(Element box annotations)
━━━━
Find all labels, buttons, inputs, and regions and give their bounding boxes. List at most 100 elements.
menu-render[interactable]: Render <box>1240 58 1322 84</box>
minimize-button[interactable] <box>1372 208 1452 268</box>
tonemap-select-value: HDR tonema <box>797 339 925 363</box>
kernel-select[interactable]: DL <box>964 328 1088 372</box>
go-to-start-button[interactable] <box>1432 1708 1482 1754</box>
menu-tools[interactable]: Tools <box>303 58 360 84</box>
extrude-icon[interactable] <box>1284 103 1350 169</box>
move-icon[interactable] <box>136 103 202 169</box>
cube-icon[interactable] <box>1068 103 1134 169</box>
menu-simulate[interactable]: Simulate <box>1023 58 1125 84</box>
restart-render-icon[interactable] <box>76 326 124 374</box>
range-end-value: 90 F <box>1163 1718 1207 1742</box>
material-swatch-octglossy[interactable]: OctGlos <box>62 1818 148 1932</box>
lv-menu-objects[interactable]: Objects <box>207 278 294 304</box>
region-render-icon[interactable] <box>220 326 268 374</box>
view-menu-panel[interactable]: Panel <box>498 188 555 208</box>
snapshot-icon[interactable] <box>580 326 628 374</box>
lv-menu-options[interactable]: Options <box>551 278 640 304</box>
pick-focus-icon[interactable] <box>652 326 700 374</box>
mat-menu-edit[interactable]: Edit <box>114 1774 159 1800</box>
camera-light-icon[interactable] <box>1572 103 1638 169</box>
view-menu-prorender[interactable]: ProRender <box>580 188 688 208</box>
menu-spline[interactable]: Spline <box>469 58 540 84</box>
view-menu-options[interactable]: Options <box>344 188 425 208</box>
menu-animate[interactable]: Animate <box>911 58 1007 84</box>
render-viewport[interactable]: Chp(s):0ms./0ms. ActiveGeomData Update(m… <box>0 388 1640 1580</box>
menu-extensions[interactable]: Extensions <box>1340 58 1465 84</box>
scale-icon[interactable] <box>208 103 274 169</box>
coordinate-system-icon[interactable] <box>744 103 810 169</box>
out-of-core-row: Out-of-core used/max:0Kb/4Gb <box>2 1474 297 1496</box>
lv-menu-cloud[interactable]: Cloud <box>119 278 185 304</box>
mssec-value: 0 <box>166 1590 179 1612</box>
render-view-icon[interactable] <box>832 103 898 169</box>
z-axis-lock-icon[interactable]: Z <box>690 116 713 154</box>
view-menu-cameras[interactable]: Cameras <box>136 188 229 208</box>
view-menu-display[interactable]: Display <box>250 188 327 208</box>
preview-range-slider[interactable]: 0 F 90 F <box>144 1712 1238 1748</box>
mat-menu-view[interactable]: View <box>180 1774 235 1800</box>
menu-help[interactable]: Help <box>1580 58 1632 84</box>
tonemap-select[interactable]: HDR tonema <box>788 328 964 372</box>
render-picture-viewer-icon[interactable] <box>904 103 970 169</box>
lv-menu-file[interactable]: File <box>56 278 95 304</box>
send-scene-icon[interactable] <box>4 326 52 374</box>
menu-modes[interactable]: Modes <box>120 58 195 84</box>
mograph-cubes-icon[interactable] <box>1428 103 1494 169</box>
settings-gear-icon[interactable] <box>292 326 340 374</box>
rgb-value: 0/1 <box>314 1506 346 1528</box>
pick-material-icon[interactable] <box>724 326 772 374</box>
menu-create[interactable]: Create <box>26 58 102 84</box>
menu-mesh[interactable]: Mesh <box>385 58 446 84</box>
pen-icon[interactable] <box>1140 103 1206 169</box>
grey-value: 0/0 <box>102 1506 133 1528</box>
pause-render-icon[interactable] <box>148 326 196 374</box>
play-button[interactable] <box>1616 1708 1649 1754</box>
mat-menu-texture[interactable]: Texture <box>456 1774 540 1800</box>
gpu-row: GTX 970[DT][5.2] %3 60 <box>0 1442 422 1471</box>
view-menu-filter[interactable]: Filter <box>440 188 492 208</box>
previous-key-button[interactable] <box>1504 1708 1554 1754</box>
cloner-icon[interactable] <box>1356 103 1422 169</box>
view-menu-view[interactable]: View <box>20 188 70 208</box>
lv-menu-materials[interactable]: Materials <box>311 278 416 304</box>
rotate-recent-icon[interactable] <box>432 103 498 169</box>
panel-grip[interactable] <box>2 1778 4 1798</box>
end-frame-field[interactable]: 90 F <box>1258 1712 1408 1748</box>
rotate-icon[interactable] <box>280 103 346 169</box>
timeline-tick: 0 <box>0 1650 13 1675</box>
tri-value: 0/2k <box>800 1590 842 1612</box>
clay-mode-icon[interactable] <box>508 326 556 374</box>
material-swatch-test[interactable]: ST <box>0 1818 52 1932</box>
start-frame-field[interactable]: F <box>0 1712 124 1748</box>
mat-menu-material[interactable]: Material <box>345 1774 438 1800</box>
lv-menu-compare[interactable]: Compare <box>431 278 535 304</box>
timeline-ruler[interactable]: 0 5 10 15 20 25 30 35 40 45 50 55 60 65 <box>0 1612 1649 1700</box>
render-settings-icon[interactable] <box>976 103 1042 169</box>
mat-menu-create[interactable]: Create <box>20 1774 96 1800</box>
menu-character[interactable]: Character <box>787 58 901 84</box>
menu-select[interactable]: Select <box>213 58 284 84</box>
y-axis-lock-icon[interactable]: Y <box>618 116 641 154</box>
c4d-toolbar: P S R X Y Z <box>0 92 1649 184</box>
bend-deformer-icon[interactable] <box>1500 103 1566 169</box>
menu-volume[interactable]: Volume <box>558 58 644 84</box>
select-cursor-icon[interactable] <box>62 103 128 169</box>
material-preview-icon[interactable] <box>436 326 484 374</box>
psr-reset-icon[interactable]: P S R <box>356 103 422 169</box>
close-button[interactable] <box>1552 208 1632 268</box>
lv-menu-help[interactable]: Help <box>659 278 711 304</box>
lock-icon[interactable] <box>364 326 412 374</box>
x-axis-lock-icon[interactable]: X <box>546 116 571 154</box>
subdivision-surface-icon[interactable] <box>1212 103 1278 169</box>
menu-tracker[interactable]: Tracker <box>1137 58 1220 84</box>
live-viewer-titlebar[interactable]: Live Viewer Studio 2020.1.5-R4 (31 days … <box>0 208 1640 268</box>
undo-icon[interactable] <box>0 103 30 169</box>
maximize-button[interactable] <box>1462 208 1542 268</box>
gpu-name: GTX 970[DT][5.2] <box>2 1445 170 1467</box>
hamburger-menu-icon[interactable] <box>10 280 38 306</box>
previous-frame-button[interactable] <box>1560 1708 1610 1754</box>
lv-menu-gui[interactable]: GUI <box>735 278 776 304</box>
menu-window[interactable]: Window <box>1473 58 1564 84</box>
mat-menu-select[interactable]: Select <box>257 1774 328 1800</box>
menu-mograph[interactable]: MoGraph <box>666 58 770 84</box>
━━━━
PROBLEM TO SOLVE ▸ Reproduce the listing above word for word, from its first line through the line containing "z-axis-lock-icon[interactable]: Z <box>690", including both of those lines.

EXERCISE OUTPUT ▸
Find all labels, buttons, inputs, and regions and give their bounding boxes. List at most 100 elements.
menu-render[interactable]: Render <box>1240 58 1322 84</box>
minimize-button[interactable] <box>1372 208 1452 268</box>
tonemap-select-value: HDR tonema <box>797 339 925 363</box>
kernel-select[interactable]: DL <box>964 328 1088 372</box>
go-to-start-button[interactable] <box>1432 1708 1482 1754</box>
menu-tools[interactable]: Tools <box>303 58 360 84</box>
extrude-icon[interactable] <box>1284 103 1350 169</box>
move-icon[interactable] <box>136 103 202 169</box>
cube-icon[interactable] <box>1068 103 1134 169</box>
menu-simulate[interactable]: Simulate <box>1023 58 1125 84</box>
restart-render-icon[interactable] <box>76 326 124 374</box>
range-end-value: 90 F <box>1163 1718 1207 1742</box>
material-swatch-octglossy[interactable]: OctGlos <box>62 1818 148 1932</box>
lv-menu-objects[interactable]: Objects <box>207 278 294 304</box>
region-render-icon[interactable] <box>220 326 268 374</box>
view-menu-panel[interactable]: Panel <box>498 188 555 208</box>
snapshot-icon[interactable] <box>580 326 628 374</box>
lv-menu-options[interactable]: Options <box>551 278 640 304</box>
pick-focus-icon[interactable] <box>652 326 700 374</box>
mat-menu-edit[interactable]: Edit <box>114 1774 159 1800</box>
camera-light-icon[interactable] <box>1572 103 1638 169</box>
view-menu-prorender[interactable]: ProRender <box>580 188 688 208</box>
menu-spline[interactable]: Spline <box>469 58 540 84</box>
view-menu-options[interactable]: Options <box>344 188 425 208</box>
menu-animate[interactable]: Animate <box>911 58 1007 84</box>
render-viewport[interactable]: Chp(s):0ms./0ms. ActiveGeomData Update(m… <box>0 388 1640 1580</box>
menu-extensions[interactable]: Extensions <box>1340 58 1465 84</box>
scale-icon[interactable] <box>208 103 274 169</box>
coordinate-system-icon[interactable] <box>744 103 810 169</box>
out-of-core-row: Out-of-core used/max:0Kb/4Gb <box>2 1474 297 1496</box>
lv-menu-cloud[interactable]: Cloud <box>119 278 185 304</box>
mssec-value: 0 <box>166 1590 179 1612</box>
render-view-icon[interactable] <box>832 103 898 169</box>
z-axis-lock-icon[interactable]: Z <box>690 116 713 154</box>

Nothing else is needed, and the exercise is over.